#### WHAT YOU HAVE TO DO
Records follow. Pull out every line that contains "JSON".
* start *
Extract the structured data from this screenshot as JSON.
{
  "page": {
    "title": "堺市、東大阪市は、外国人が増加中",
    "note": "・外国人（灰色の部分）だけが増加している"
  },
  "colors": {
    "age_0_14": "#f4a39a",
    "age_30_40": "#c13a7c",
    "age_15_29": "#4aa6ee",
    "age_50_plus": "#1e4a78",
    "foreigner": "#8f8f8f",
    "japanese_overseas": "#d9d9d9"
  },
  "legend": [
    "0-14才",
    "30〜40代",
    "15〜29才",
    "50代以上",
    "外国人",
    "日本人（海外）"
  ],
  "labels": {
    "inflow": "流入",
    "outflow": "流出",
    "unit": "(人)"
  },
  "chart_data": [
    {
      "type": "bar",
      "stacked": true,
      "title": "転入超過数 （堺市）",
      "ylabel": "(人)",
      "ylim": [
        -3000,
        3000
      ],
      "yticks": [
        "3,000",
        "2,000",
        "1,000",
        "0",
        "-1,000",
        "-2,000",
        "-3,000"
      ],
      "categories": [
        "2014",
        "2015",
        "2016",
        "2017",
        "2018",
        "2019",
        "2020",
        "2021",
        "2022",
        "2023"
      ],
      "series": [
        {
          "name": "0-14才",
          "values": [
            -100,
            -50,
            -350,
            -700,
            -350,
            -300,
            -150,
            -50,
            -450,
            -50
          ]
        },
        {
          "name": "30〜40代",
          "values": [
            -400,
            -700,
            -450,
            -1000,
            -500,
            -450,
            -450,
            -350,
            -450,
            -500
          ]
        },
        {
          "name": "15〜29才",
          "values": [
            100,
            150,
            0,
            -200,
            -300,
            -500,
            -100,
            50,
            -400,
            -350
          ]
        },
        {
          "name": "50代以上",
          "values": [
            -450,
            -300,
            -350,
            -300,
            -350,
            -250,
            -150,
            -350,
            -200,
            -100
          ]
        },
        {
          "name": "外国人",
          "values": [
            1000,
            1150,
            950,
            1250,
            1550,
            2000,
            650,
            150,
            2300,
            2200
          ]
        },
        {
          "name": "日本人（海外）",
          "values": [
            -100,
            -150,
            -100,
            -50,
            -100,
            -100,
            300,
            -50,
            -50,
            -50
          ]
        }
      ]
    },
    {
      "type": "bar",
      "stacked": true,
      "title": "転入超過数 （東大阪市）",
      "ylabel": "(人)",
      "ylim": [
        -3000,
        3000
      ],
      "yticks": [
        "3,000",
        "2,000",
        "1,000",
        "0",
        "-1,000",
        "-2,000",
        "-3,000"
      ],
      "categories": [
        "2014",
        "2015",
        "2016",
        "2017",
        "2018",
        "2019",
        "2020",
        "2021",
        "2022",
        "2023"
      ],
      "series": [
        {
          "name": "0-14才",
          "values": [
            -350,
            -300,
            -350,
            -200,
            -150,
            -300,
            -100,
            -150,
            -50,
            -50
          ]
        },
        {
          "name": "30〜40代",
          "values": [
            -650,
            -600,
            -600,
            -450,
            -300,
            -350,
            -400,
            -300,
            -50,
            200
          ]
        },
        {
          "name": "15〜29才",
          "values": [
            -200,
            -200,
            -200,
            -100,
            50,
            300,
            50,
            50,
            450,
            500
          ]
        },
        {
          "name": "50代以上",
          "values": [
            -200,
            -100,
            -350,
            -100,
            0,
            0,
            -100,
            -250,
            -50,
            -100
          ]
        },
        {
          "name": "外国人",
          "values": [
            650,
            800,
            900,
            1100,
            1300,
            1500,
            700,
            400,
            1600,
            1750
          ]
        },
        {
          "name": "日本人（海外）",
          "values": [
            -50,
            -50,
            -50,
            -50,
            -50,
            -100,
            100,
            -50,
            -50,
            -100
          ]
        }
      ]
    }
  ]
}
* end *
* start *
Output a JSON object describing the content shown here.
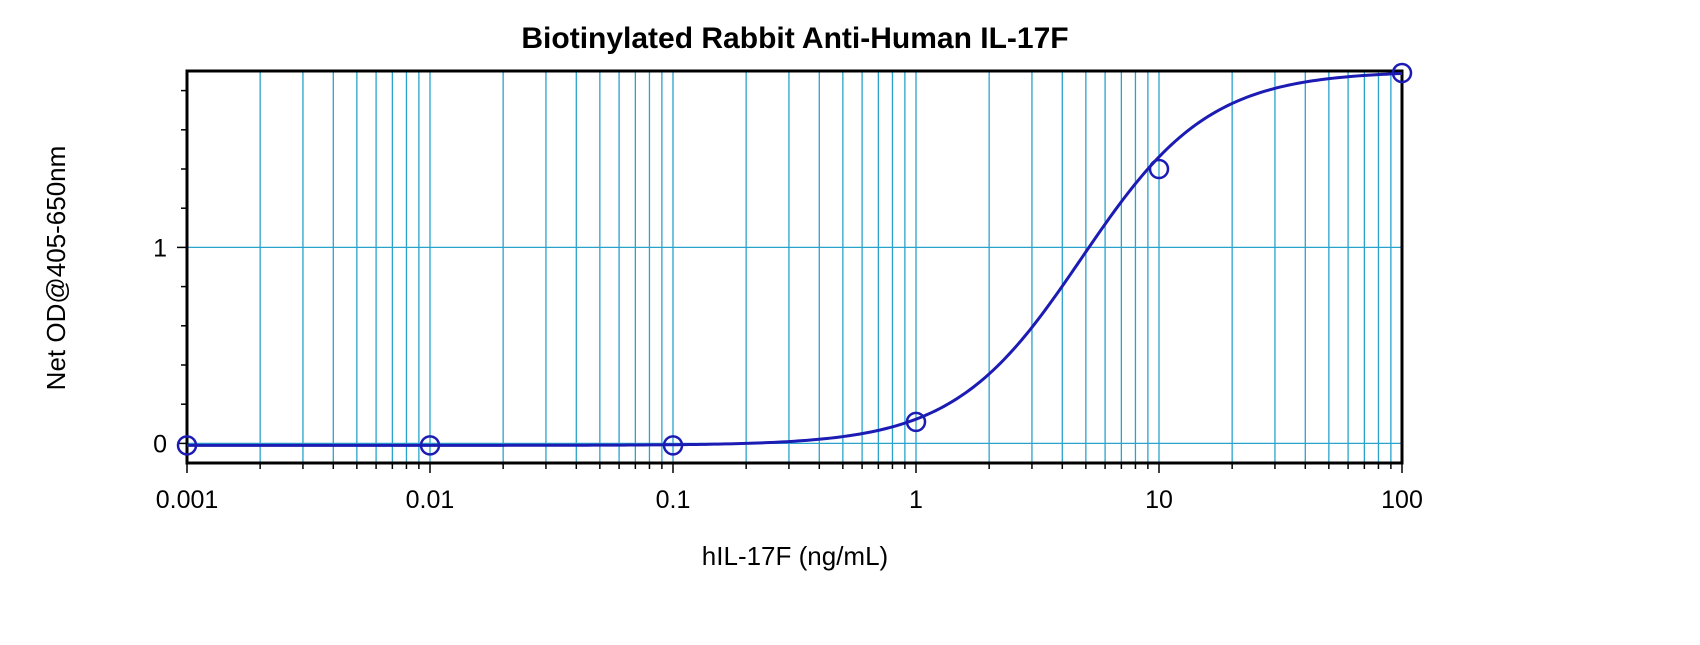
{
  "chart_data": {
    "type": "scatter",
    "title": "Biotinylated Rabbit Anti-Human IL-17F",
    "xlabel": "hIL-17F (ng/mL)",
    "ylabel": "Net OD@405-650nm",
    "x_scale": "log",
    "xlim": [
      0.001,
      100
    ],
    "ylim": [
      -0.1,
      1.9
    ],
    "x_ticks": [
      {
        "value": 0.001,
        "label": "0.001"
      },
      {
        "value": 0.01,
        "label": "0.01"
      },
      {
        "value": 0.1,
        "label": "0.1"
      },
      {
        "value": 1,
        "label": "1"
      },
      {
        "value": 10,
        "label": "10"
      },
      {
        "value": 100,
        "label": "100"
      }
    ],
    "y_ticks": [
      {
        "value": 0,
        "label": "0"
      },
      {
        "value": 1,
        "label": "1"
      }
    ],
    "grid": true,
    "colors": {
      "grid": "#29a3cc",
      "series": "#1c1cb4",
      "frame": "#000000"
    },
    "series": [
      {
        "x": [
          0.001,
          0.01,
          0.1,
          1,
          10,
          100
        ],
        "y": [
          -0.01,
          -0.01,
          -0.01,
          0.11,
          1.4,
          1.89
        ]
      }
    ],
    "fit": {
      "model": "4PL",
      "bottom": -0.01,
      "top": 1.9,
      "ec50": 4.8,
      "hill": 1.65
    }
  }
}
* end *
#### SOLUTION TO THE EXERCISE
Extract the structured data from this screenshot as JSON.
Output a JSON object describing the content shown here.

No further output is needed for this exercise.